● **Given problem**:
Go through the records and extract every line with the word "Windows".

-- start Records to use --

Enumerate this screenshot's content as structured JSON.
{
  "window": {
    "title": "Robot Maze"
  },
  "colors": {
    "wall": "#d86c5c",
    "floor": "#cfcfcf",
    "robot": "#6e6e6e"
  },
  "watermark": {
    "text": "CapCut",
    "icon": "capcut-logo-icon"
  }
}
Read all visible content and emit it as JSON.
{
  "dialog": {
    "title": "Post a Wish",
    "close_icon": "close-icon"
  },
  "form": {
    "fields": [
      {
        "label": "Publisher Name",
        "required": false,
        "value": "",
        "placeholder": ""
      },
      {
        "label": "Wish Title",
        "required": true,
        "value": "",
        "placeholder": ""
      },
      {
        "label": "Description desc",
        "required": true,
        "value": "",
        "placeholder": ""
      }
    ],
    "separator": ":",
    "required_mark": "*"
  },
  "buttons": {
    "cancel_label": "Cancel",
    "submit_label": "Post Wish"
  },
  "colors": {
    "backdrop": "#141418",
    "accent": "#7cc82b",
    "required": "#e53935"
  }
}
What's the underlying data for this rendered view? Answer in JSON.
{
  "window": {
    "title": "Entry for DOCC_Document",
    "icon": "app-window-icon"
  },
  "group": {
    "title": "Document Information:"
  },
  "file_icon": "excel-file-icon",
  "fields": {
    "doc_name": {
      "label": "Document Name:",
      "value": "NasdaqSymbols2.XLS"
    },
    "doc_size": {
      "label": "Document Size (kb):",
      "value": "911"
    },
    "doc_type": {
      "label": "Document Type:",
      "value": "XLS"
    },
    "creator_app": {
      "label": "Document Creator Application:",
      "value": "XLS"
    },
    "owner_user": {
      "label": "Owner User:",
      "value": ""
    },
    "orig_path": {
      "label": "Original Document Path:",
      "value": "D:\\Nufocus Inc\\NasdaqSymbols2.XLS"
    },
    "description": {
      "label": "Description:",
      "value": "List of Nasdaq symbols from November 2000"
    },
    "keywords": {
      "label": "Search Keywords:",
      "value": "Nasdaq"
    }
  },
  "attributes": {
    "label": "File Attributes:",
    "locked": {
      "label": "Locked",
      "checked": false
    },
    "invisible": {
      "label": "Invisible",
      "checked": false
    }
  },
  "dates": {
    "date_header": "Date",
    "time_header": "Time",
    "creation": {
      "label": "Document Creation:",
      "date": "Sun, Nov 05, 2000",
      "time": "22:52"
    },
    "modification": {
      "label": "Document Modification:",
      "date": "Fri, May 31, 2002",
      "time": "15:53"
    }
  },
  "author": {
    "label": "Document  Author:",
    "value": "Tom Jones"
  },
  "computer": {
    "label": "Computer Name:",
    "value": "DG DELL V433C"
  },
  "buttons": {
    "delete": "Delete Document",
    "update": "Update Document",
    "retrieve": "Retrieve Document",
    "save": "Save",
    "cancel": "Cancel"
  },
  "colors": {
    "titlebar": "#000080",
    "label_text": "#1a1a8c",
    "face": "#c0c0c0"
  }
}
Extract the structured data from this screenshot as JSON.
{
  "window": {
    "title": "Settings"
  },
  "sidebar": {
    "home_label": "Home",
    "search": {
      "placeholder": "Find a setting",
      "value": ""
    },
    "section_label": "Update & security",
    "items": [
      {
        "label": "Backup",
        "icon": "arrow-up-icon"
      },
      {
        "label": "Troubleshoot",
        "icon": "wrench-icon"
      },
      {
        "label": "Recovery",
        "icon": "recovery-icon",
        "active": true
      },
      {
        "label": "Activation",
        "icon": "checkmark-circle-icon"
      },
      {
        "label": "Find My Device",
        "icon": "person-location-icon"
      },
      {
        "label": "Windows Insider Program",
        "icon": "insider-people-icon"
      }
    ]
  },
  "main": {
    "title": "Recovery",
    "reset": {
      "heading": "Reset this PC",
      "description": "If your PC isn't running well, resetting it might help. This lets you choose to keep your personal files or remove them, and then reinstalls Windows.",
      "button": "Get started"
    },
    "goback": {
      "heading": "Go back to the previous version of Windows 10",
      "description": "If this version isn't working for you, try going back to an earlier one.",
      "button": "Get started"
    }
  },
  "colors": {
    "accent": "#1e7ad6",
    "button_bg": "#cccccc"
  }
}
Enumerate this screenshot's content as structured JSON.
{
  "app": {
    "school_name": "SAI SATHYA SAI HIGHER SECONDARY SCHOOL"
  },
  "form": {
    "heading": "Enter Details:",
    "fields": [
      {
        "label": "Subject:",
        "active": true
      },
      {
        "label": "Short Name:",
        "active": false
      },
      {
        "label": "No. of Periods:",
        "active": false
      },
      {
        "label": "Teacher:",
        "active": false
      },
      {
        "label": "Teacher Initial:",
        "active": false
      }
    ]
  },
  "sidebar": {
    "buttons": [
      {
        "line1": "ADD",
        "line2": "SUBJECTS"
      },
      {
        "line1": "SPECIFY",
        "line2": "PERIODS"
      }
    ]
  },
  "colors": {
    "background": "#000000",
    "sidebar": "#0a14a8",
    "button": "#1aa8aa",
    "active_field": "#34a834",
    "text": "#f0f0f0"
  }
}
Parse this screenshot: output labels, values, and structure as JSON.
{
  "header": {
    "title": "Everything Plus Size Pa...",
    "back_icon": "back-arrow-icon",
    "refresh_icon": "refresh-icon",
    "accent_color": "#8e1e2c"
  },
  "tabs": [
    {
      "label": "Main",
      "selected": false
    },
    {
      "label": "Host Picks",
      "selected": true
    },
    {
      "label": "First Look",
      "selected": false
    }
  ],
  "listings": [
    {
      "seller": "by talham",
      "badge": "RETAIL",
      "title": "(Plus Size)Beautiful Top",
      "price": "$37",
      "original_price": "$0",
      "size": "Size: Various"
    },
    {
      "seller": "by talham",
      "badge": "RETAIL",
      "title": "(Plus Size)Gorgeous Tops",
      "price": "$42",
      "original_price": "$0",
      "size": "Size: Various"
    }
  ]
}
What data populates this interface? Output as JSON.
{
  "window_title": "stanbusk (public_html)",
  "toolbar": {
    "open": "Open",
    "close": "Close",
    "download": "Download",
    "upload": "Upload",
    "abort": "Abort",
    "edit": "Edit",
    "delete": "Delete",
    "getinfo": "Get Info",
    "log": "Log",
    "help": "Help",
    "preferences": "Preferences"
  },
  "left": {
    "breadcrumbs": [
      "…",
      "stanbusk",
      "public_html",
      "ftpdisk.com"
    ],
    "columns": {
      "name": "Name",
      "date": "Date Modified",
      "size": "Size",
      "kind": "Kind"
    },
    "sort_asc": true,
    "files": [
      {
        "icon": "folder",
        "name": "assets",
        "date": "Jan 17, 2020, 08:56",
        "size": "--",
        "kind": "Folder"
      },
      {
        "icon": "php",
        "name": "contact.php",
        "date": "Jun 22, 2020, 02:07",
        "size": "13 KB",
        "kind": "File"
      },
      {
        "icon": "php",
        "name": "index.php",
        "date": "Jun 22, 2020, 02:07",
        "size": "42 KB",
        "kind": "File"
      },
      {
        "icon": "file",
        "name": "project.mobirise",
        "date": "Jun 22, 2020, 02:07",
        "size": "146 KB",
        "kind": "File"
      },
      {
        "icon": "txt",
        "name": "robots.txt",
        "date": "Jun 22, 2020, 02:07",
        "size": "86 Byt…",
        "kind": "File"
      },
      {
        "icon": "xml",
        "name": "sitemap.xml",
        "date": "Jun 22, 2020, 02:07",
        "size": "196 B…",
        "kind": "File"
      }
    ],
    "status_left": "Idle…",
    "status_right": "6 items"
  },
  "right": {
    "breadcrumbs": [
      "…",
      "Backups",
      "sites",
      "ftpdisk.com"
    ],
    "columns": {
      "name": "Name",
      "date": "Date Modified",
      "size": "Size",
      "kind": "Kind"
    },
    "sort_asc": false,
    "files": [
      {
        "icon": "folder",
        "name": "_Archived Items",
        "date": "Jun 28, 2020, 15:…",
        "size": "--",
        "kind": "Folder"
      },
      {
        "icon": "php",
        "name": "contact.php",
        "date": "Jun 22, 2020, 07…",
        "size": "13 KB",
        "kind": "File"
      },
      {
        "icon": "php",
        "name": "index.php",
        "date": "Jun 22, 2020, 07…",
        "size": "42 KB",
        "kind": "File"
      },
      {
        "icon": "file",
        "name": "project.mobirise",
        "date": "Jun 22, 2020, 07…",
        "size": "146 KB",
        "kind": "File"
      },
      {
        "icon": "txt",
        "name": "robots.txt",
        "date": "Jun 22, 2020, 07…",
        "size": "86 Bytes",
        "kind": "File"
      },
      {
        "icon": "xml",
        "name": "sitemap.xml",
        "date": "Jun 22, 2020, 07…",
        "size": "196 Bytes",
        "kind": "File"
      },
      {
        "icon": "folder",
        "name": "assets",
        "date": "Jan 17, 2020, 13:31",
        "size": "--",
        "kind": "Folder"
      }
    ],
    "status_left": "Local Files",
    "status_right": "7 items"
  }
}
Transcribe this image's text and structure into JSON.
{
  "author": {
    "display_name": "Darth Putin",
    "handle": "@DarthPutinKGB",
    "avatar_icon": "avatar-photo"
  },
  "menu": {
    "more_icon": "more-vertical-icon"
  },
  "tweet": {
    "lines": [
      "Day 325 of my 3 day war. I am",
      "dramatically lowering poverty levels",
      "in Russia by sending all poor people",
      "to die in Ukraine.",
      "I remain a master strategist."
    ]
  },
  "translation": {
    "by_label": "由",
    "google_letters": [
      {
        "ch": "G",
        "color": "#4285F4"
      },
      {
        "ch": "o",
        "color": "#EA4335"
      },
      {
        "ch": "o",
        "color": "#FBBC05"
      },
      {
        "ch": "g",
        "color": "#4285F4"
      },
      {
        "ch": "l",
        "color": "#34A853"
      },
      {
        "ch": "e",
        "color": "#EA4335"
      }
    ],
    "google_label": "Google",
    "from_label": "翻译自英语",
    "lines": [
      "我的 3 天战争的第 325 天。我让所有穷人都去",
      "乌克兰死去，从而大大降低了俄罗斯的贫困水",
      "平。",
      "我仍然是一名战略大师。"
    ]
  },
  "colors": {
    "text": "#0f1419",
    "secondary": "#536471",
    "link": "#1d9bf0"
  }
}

-- end Records to use --

● **Answer to the exercise**:
        "label": "Windows Insider Program",
      "description": "If your PC isn't running well, resetting it might help. This lets you choose to keep your personal files or remove them, and then reinstalls Windows.",
      "heading": "Go back to the previous version of Windows 10",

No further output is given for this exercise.